**GIVEN INSTRUCTION:** Out of the lines below, please list those that hold the string "name".

======== DATASET RECORDS ========

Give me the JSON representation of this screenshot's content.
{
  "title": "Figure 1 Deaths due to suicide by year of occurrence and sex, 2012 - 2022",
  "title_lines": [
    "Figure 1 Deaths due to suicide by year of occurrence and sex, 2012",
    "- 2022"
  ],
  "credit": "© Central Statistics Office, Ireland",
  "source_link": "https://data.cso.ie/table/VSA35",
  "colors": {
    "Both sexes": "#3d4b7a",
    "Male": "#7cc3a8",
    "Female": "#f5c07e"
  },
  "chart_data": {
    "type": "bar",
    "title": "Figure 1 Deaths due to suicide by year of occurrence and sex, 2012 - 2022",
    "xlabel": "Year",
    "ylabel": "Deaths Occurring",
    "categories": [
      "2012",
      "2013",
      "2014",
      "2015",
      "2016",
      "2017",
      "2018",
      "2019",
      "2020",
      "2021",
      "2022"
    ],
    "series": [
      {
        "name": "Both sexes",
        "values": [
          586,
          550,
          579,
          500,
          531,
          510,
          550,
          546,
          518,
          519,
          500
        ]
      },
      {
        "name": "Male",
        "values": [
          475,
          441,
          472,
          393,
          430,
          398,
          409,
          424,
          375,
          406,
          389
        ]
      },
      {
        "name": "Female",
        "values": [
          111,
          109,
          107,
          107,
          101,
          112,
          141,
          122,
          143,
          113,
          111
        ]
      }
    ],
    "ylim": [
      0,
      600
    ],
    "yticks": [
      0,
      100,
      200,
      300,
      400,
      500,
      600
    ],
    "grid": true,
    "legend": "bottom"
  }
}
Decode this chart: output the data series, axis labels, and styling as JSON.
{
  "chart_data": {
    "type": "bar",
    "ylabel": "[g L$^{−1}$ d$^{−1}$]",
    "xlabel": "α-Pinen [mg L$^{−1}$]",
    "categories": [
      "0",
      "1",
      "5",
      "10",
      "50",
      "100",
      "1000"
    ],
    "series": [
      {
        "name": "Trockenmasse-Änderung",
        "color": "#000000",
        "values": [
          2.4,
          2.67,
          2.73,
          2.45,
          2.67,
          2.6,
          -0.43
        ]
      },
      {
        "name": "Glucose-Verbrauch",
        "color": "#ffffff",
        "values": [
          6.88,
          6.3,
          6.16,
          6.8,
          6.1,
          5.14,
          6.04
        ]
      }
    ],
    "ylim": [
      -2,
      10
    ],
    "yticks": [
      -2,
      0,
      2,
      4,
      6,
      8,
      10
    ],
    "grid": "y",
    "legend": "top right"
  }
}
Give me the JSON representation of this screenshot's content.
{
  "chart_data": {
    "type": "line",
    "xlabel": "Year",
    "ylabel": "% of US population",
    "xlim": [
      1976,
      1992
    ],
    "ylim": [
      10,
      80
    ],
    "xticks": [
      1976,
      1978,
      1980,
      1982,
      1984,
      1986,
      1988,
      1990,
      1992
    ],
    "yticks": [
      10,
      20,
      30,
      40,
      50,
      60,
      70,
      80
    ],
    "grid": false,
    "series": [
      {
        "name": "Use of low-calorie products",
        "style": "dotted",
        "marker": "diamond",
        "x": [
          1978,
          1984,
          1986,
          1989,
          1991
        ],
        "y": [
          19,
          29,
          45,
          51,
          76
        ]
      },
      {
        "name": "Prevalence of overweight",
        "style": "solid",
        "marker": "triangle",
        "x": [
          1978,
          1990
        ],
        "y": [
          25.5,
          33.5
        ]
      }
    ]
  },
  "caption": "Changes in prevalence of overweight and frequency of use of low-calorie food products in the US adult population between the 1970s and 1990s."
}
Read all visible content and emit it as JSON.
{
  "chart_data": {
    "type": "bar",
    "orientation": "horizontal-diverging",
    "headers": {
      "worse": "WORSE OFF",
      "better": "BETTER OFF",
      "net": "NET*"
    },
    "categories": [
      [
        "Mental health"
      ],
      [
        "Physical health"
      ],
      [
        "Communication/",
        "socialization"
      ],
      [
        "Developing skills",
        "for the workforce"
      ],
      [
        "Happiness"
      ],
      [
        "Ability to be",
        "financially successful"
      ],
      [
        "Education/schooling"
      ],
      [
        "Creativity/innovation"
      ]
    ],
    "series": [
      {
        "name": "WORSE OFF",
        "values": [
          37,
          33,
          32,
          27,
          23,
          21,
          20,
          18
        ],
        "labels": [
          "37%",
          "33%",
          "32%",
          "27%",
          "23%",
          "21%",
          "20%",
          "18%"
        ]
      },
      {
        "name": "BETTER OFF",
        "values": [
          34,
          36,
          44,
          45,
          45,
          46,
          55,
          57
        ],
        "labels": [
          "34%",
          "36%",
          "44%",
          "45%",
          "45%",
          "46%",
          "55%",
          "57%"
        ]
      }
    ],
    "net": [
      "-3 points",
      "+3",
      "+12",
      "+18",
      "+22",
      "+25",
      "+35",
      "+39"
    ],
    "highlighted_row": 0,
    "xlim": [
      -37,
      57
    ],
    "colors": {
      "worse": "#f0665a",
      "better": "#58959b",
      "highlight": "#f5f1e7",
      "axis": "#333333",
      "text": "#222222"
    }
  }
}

========

**OUTPUT OF THE EXERCISE:**
        "name": "Both sexes",
        "name": "Male",
        "name": "Female",
        "name": "Trockenmasse-Änderung",
        "name": "Glucose-Verbrauch",
        "name": "Use of low-calorie products",
        "name": "Prevalence of overweight",
        "name": "WORSE OFF",
        "name": "BETTER OFF",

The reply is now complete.